• **EXERCISE OBJECTIVE**:
Transcribe all of the material exactly. Any picture in it should be left out.

• **INPUT ROWS**:
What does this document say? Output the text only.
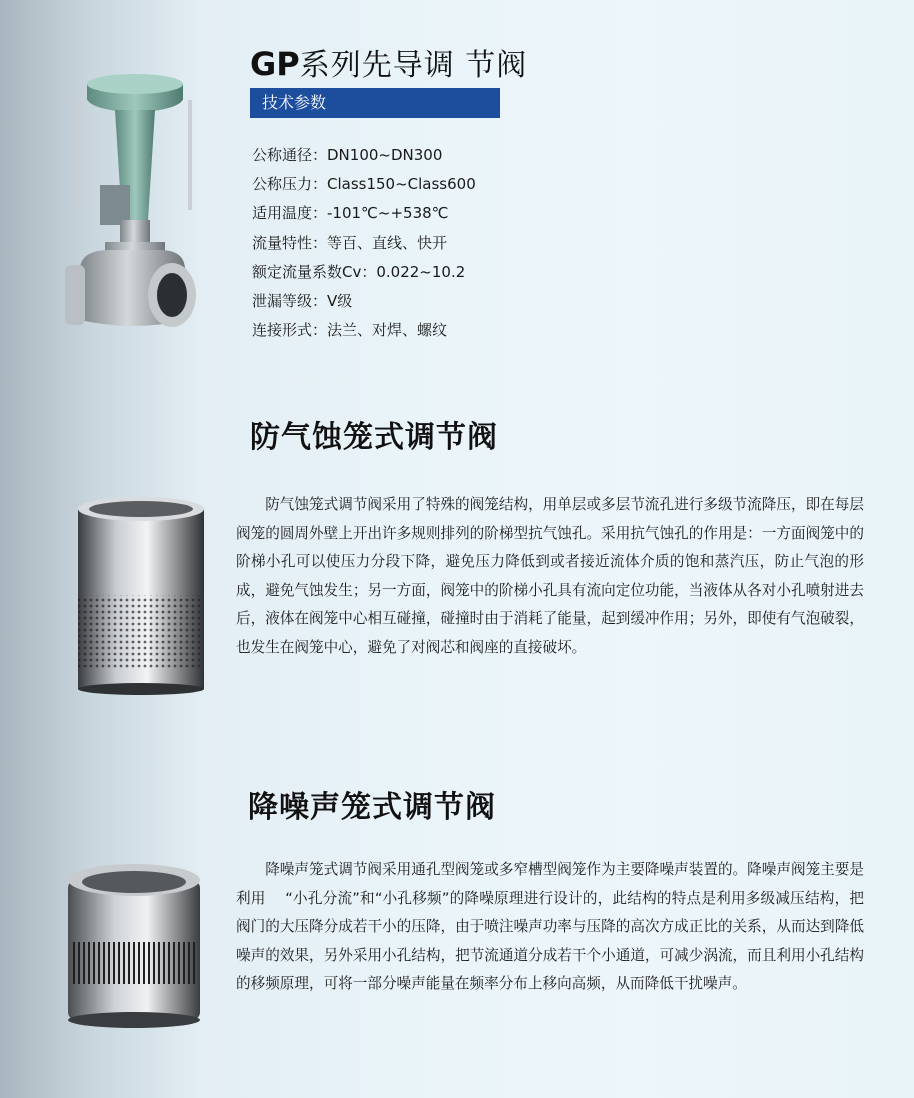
GP系列先导调 节阀
技术参数
公称通径：DN100~DN300
公称压力：Class150~Class600
适用温度：-101℃~+538℃
流量特性：等百、直线、快开
额定流量系数Cv：0.022~10.2
泄漏等级：Ⅴ级
连接形式：法兰、对焊、螺纹
防气蚀笼式调节阀
防气蚀笼式调节阀采用了特殊的阀笼结构，用单层或多层节流孔进行多级节流降压，即在每层阀笼的圆周外壁上开出许多规则排列的阶梯型抗气蚀孔。采用抗气蚀孔的作用是：一方面阀笼中的阶梯小孔可以使压力分段下降，避免压力降低到或者接近流体介质的饱和蒸汽压，防止气泡的形成，避免气蚀发生；另一方面，阀笼中的阶梯小孔具有流向定位功能，当液体从各对小孔喷射进去后，液体在阀笼中心相互碰撞，碰撞时由于消耗了能量，起到缓冲作用；另外，即使有气泡破裂，也发生在阀笼中心，避免了对阀芯和阀座的直接破坏。
降噪声笼式调节阀
降噪声笼式调节阀采用通孔型阀笼或多窄槽型阀笼作为主要降噪声装置的。降噪声阀笼主要是利用　 “小孔分流”和“小孔移频”的降噪原理进行设计的，此结构的特点是利用多级减压结构，把阀门的大压降分成若干小的压降，由于喷注噪声功率与压降的高次方成正比的关系，从而达到降低噪声的效果，另外采用小孔结构，把节流通道分成若干个小通道，可减少涡流，而且利用小孔结构的移频原理，可将一部分噪声能量在频率分布上移向高频，从而降低干扰噪声。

• **EXERCISE RESULT**:
What does this document say? Output the text only.
GP系列先导调 节阀
技术参数
公称通径：DN100~DN300
公称压力：Class150~Class600
适用温度：-101℃~+538℃
流量特性：等百、直线、快开
额定流量系数Cv：0.022~10.2
泄漏等级：Ⅴ级
连接形式：法兰、对焊、螺纹
防气蚀笼式调节阀
防气蚀笼式调节阀采用了特殊的阀笼结构，用单层或多层节流孔进行多级节流降压，即在每层阀笼的圆周外壁上开出许多规则排列的阶梯型抗气蚀孔。采用抗气蚀孔的作用是：一方面阀笼中的阶梯小孔可以使压力分段下降，避免压力降低到或者接近流体介质的饱和蒸汽压，防止气泡的形成，避免气蚀发生；另一方面，阀笼中的阶梯小孔具有流向定位功能，当液体从各对小孔喷射进去后，液体在阀笼中心相互碰撞，碰撞时由于消耗了能量，起到缓冲作用；另外，即使有气泡破裂，也发生在阀笼中心，避免了对阀芯和阀座的直接破坏。
降噪声笼式调节阀
降噪声笼式调节阀采用通孔型阀笼或多窄槽型阀笼作为主要降噪声装置的。降噪声阀笼主要是利用　 “小孔分流”和“小孔移频”的降噪原理进行设计的，此结构的特点是利用多级减压结构，把阀门的大压降分成若干小的压降，由于喷注噪声功率与压降的高次方成正比的关系，从而达到降低噪声的效果，另外采用小孔结构，把节流通道分成若干个小通道，可减少涡流，而且利用小孔结构的移频原理，可将一部分噪声能量在频率分布上移向高频，从而降低干扰噪声。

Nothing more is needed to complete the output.